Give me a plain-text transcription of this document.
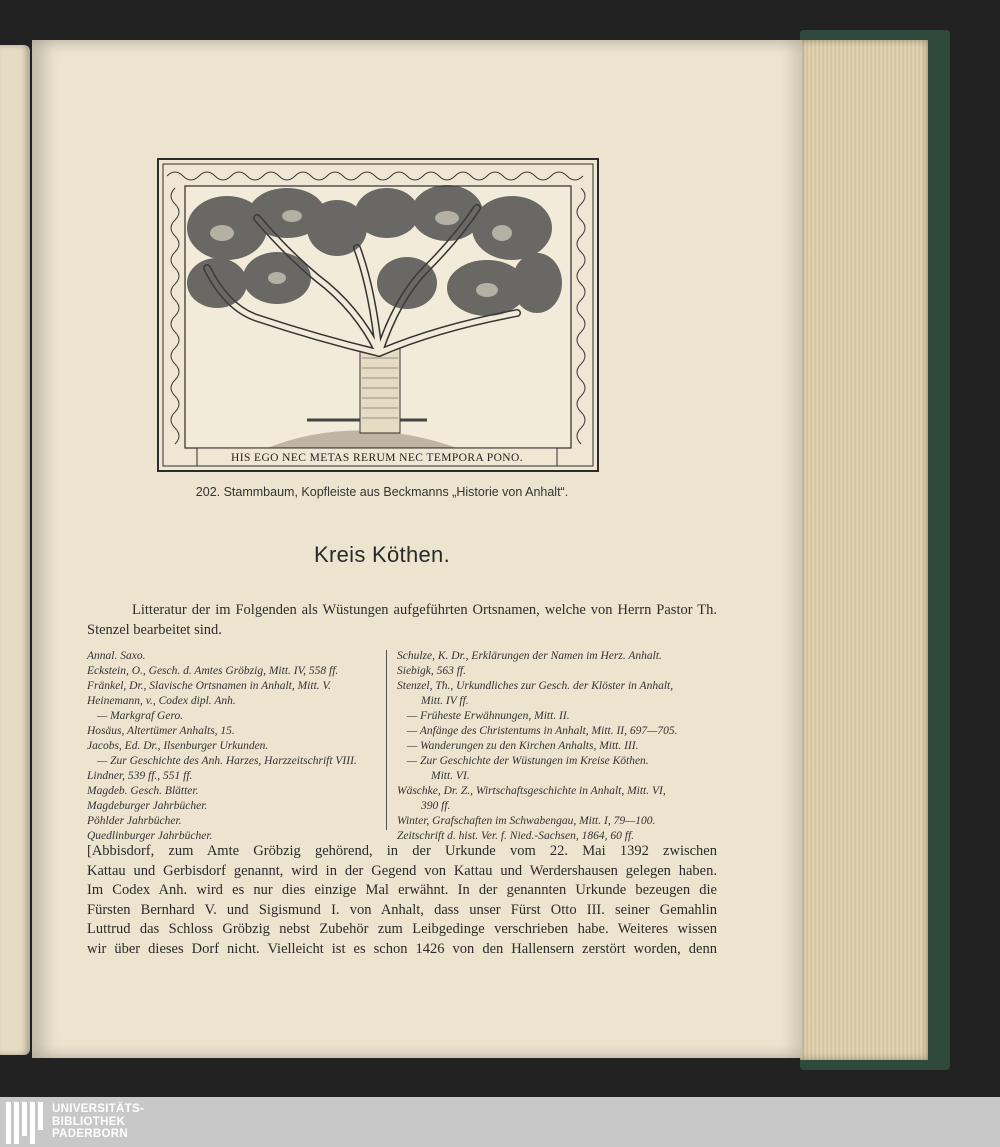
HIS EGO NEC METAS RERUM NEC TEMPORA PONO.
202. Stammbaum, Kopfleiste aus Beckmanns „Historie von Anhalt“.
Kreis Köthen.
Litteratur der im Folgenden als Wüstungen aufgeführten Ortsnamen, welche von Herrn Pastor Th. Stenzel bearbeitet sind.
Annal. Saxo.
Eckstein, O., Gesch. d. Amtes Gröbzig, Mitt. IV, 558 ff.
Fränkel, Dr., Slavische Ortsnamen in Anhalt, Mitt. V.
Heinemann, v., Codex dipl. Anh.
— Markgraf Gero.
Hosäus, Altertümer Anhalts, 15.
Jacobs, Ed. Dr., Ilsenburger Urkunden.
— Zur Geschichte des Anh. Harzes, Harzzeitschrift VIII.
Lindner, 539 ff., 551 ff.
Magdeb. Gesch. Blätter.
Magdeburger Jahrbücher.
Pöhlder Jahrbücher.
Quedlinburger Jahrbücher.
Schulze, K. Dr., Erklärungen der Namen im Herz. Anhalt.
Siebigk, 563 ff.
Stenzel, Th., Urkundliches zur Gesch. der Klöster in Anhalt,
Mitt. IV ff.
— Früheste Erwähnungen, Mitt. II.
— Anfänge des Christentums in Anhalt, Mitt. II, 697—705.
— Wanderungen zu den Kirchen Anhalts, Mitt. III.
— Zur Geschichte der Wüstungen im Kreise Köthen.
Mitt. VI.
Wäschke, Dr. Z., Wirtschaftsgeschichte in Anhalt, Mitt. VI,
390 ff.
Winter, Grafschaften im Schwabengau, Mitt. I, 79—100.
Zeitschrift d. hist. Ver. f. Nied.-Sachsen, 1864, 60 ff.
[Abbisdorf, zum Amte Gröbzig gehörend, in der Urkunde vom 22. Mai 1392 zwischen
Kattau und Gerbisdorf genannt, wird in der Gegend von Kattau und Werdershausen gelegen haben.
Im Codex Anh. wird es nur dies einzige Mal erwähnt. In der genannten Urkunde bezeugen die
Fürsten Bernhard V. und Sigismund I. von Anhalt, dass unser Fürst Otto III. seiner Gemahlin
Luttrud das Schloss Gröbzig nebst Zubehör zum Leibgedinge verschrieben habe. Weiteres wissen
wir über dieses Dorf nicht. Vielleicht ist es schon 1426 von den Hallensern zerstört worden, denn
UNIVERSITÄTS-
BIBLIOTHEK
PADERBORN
________________________
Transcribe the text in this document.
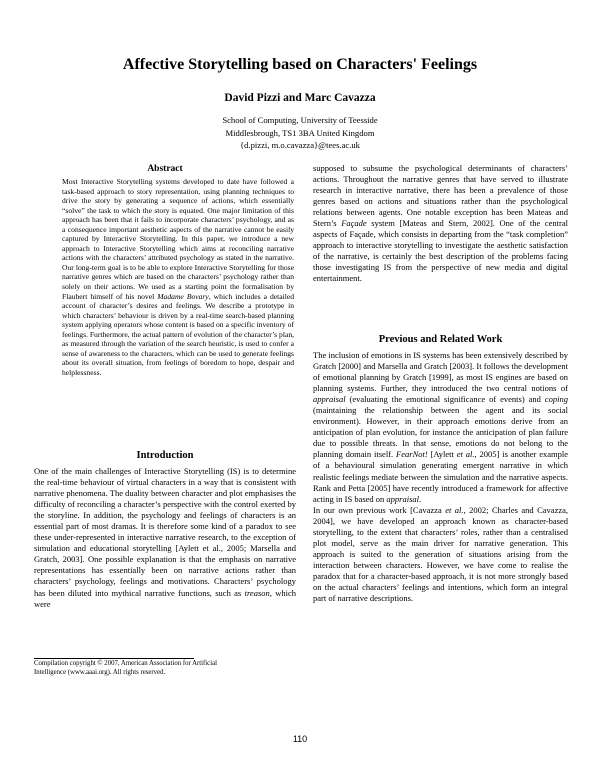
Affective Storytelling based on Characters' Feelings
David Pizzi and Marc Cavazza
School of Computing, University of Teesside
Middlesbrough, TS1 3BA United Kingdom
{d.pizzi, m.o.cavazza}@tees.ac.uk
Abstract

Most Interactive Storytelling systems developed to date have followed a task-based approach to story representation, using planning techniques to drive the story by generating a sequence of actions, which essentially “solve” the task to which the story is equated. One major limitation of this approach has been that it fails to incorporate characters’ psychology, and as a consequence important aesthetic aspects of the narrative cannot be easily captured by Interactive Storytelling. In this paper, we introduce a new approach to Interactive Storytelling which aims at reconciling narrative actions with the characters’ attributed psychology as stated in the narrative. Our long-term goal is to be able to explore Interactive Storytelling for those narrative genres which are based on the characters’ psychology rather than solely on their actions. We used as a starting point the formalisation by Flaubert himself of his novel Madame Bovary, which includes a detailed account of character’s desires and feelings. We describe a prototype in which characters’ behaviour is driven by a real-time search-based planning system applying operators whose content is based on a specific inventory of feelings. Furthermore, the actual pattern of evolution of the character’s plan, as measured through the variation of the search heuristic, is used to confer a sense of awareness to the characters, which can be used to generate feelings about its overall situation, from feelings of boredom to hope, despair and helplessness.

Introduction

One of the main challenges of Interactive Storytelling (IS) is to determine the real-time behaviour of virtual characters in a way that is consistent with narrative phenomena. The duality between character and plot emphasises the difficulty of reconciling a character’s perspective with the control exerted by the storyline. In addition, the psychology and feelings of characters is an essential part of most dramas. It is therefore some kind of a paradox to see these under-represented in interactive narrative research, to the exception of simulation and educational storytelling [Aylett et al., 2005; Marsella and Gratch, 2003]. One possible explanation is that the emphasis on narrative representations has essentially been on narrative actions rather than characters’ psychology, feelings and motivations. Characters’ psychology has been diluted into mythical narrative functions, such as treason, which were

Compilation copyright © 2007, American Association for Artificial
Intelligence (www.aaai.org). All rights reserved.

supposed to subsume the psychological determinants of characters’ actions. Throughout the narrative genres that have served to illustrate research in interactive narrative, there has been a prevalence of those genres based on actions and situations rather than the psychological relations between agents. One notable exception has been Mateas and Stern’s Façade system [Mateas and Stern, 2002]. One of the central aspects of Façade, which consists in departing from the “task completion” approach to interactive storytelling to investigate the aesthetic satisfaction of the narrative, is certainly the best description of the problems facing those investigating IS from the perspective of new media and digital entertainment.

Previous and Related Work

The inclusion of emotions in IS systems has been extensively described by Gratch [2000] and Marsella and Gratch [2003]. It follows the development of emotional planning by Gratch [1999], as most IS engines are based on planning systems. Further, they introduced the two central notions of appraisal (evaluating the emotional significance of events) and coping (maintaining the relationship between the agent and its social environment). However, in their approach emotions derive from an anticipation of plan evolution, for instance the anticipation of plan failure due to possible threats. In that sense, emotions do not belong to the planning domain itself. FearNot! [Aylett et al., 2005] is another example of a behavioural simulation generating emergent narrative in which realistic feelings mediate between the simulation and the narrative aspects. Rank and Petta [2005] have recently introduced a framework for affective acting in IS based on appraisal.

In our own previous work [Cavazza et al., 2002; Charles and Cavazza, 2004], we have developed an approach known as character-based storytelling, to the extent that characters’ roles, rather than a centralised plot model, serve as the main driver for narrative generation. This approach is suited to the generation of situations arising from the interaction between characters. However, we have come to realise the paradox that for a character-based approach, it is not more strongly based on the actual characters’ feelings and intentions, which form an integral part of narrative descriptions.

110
________________________
* REQUEST: Wherever a line in the data above holds "Codex", copy that line.

* TASK SOLUTION:
Heinemann, v., Codex dipl. Anh.
Im Codex Anh. wird es nur dies einzige Mal erwähnt. In der genannten Urkunde bezeugen die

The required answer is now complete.